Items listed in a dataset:
-*-
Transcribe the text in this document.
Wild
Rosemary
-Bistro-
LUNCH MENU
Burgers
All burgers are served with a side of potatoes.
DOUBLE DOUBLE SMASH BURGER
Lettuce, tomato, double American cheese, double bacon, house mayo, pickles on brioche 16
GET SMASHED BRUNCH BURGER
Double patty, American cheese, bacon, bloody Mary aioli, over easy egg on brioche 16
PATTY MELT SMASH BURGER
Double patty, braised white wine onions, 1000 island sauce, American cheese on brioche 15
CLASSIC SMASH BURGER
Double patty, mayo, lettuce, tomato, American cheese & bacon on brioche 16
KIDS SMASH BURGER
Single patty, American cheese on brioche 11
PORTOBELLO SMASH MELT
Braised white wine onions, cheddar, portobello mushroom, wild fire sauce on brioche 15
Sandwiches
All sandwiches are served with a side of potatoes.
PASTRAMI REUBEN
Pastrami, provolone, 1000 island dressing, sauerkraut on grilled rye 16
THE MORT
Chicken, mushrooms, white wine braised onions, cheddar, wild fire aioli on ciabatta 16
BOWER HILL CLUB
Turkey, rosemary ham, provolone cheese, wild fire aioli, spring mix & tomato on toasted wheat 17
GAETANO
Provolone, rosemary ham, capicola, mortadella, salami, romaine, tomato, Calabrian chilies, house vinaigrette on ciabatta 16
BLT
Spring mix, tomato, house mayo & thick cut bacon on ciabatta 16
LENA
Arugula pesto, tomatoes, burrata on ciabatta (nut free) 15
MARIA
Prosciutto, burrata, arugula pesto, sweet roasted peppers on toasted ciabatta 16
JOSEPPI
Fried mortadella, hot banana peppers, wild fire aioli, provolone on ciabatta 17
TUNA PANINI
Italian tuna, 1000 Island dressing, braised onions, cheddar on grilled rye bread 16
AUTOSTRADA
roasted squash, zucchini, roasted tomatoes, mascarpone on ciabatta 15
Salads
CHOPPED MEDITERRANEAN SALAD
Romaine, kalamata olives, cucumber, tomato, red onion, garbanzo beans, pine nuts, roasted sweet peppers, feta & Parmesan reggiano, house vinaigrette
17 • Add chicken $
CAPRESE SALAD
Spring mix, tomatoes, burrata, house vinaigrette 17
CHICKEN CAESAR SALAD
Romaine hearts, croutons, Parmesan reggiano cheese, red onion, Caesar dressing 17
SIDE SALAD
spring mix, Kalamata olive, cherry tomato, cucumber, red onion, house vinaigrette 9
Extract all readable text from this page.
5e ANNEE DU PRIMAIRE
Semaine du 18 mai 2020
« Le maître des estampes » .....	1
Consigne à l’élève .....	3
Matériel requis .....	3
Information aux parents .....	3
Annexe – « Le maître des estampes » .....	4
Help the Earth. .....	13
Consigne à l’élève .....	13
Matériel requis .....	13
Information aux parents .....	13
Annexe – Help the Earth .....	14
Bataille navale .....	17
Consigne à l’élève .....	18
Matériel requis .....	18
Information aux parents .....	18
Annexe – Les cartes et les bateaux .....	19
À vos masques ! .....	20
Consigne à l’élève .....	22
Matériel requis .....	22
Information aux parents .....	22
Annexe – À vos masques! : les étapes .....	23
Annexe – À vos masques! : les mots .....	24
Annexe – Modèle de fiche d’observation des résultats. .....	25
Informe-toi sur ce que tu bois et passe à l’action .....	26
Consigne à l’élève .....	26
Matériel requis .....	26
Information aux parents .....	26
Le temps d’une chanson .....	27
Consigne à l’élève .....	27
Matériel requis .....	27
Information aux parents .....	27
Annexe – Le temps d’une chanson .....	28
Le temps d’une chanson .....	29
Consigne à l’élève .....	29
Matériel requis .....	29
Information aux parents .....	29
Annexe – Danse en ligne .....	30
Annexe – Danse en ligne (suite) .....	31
-*-
# Goal of the exercise:
Identify all lines in the records above with the word "sweet".

# Solution to this exercise:
Prosciutto, burrata, arugula pesto, sweet roasted peppers on toasted ciabatta 16
Romaine, kalamata olives, cucumber, tomato, red onion, garbanzo beans, pine nuts, roasted sweet peppers, feta & Parmesan reggiano, house vinaigrette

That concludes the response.